Supplied records:

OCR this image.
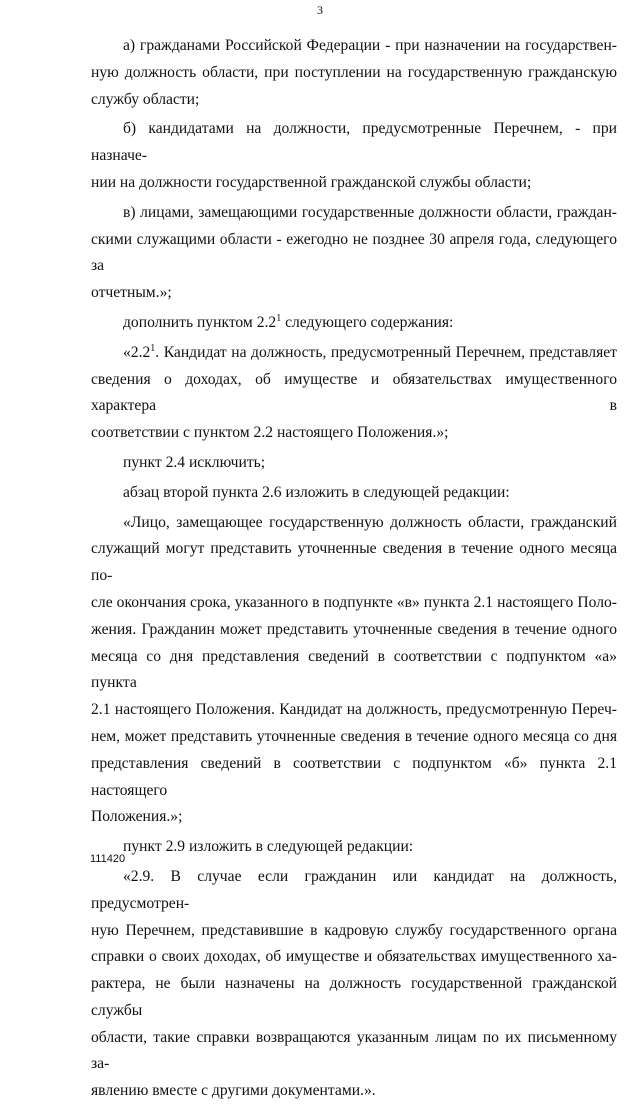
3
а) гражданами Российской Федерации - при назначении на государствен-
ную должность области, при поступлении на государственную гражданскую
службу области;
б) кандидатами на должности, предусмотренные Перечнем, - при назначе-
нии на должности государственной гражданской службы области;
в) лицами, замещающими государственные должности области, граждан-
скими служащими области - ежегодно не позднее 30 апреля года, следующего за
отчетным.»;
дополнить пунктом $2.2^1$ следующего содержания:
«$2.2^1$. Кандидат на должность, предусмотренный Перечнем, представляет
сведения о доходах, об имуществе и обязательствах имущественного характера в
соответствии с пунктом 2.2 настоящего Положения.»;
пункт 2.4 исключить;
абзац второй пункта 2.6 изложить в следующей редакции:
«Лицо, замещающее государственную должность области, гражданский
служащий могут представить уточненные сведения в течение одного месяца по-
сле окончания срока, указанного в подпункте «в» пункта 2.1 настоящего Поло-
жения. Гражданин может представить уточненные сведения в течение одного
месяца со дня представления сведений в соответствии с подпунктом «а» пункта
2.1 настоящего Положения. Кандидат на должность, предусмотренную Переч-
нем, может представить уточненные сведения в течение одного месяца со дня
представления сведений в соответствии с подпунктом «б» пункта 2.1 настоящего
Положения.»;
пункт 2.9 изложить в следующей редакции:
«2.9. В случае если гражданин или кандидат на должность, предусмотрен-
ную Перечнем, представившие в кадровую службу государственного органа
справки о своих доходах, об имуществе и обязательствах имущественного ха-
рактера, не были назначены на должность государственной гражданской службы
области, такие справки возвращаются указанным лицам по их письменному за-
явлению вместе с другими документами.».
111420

---

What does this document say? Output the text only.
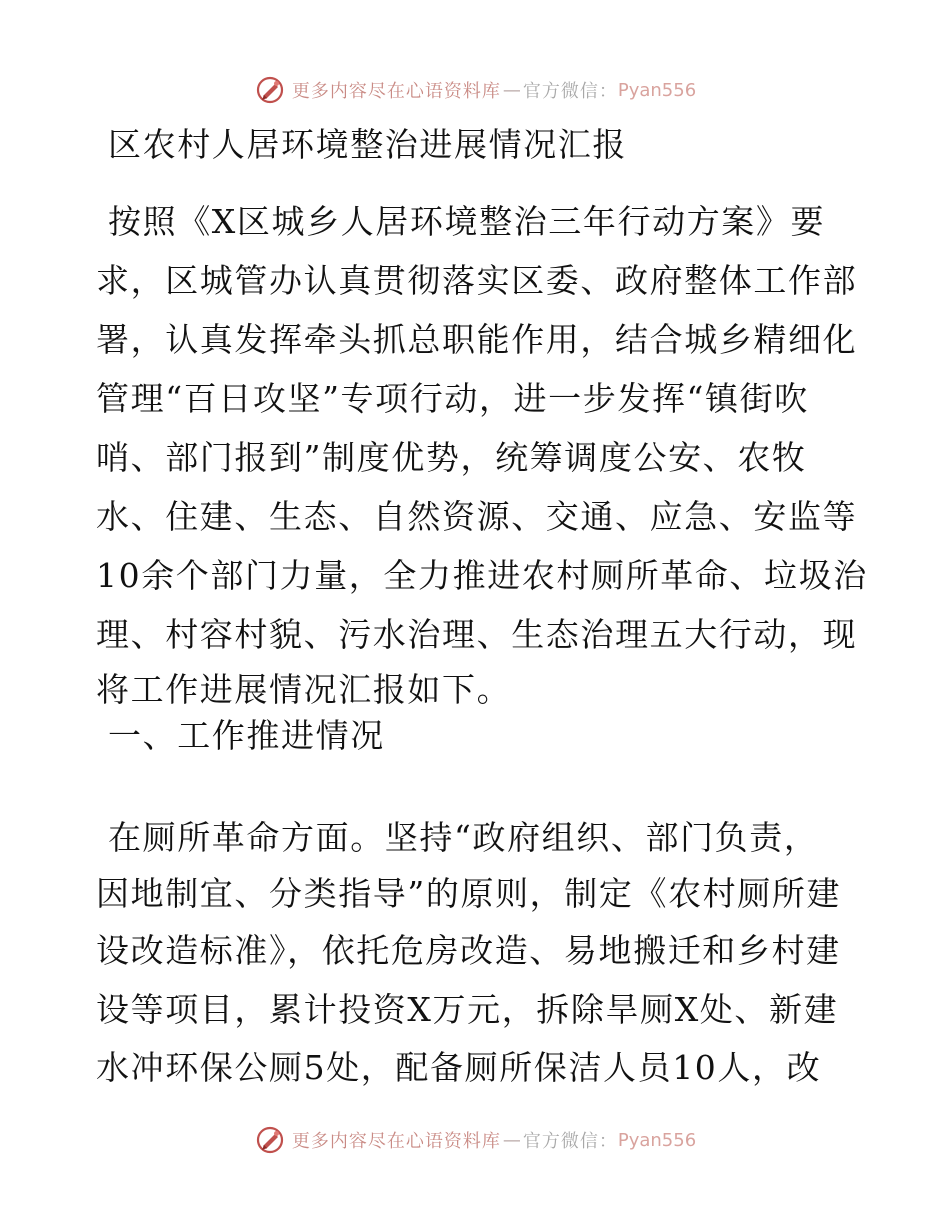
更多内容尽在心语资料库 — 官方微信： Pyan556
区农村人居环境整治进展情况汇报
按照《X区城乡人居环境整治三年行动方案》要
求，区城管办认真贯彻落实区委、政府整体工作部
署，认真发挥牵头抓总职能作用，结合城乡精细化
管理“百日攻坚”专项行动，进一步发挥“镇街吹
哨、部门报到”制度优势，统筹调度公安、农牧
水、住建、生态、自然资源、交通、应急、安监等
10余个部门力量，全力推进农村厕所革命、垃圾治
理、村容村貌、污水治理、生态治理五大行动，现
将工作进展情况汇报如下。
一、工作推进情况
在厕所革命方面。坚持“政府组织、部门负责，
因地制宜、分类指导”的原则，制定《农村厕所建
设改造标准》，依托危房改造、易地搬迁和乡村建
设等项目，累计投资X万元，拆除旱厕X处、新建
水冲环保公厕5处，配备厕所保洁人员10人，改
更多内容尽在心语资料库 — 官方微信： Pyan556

Direction: From the records, copy every line that has the string "одного" in it.

Worked answer:
служащий могут представить уточненные сведения в течение одного месяца по-
жения. Гражданин может представить уточненные сведения в течение одного
нем, может представить уточненные сведения в течение одного месяца со дня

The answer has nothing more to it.